◆ Given instruction: Reproduce the listing below exactly, minus its pictures.

◆ Provided material:
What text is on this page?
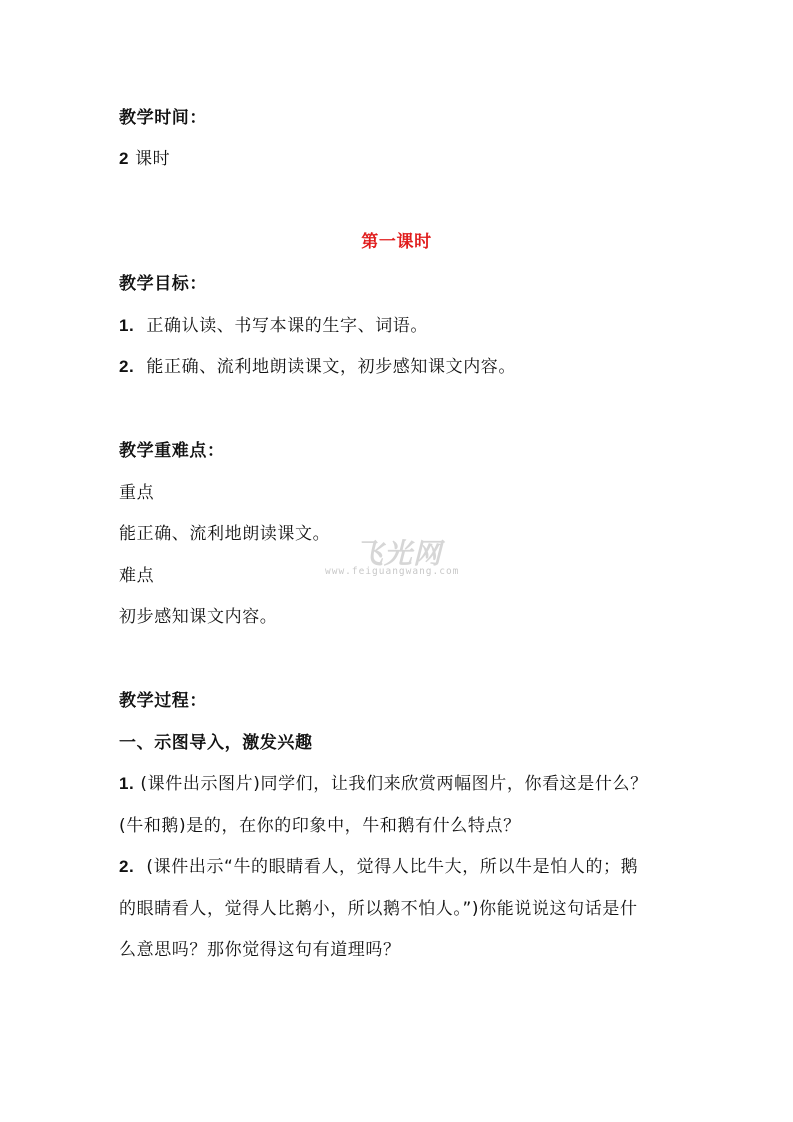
教学时间：

2 课时

第一课时

教学目标：

1. 正确认读、书写本课的生字、词语。

2. 能正确、流利地朗读课文，初步感知课文内容。

教学重难点：

重点

能正确、流利地朗读课文。

难点

初步感知课文内容。

教学过程：

一、示图导入，激发兴趣

1. (课件出示图片)同学们，让我们来欣赏两幅图片，你看这是什么？

(牛和鹅)是的，在你的印象中，牛和鹅有什么特点？

2. (课件出示“牛的眼睛看人，觉得人比牛大，所以牛是怕人的；鹅

的眼睛看人，觉得人比鹅小，所以鹅不怕人。”)你能说说这句话是什

么意思吗？那你觉得这句有道理吗？

飞光网
www.feiguangwang.com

◆ Answer to the exercise:
What text is on this page?
教学时间：

2 课时

第一课时

教学目标：

1. 正确认读、书写本课的生字、词语。

2. 能正确、流利地朗读课文，初步感知课文内容。

教学重难点：

重点

能正确、流利地朗读课文。

难点

初步感知课文内容。

教学过程：

一、示图导入，激发兴趣

1. (课件出示图片)同学们，让我们来欣赏两幅图片，你看这是什么？

(牛和鹅)是的，在你的印象中，牛和鹅有什么特点？

2. (课件出示“牛的眼睛看人，觉得人比牛大，所以牛是怕人的；鹅

的眼睛看人，觉得人比鹅小，所以鹅不怕人。”)你能说说这句话是什

么意思吗？那你觉得这句有道理吗？

飞光网
www.feiguangwang.com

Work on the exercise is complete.